======== Textauszug ========

# Umzug auf einen neuen Server



## cokotech (20. Aug. 2008)

Hallo Ihr da!

Ich bin gerade dabei auf einen neuen Server umzuziehen. Klappt soweit auch ganz gut, ISP installiert, Datenbank kopiert ... ABER ... die Passwörter der Webbenutzer sind weg. Das jeweilige Feld in der Datenbank ist leer, aber auch auf in der alten Datenbank. 
Wo werden diese Daten gespeichert? Als tatsächlicher Unix Benutzer`? Wenn ja wie kopiere ich die dann auf den neuen?



Gruß Sven!


----------



## Till (21. Aug. 2008)

Hier ist ein recht langer Thread zu dem Thema im en Forum:

http://www.howtoforge.com/forums/showthread.php?t=2717

Due User sind Linux System User, Du musst sie also von den /etc/shad0w, passwd und group Dateien vom aten auf den neuen Server kopieren. Aber nur die ISPConfig User, also die, deren name mit web... anfängt.


----------



## cokotech (21. Aug. 2008)

Hallo!


Habe ich.... jetzt habe ich ein ganz anderes kurioses Problem.
Ich habe die webseiten mal rübergespielt. Eine von meheren CoDomains verweist schon auf den neuen Server, aber das einzige was erscheint wenn ich die Seite aufrufe ist "It works!". Ich wiess nicht mal wo diese Seite herkommt.... 



Gruß Sven!


----------



## Till (21. Aug. 2008)

======== Datenzeilen ========

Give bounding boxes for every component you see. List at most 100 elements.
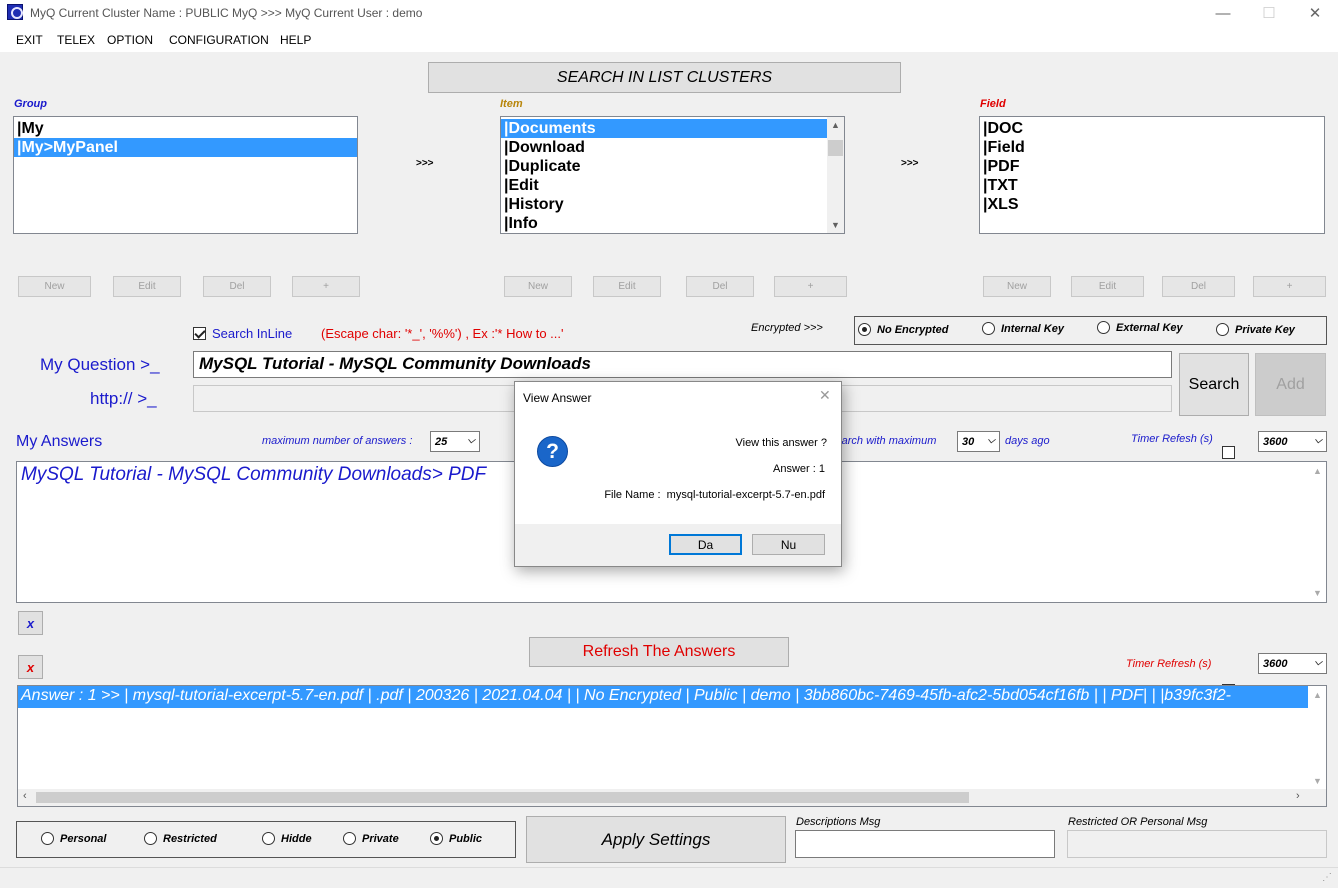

========
======== Datenzeilen ========

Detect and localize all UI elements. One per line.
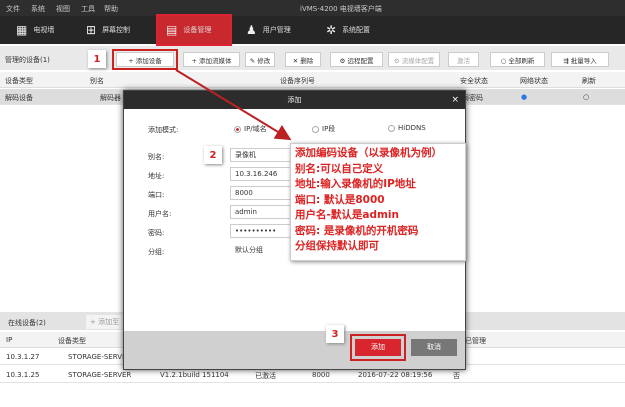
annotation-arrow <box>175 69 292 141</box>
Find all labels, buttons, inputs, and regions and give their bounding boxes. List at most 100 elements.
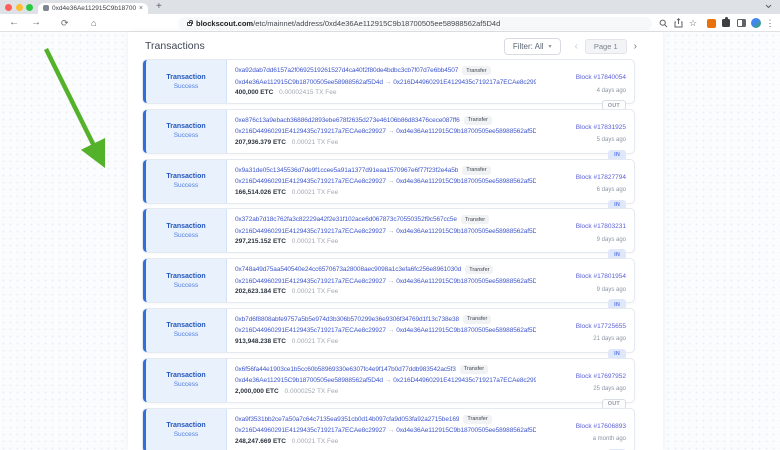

========

Aufgabe
Was erscheint laut dem Textauszug, wenn Sven die Seite auf dem neuen Server aufruft? Nutze zum Lösen nur den Textauszug.

Erwartete Antwort
Nur „It works!“.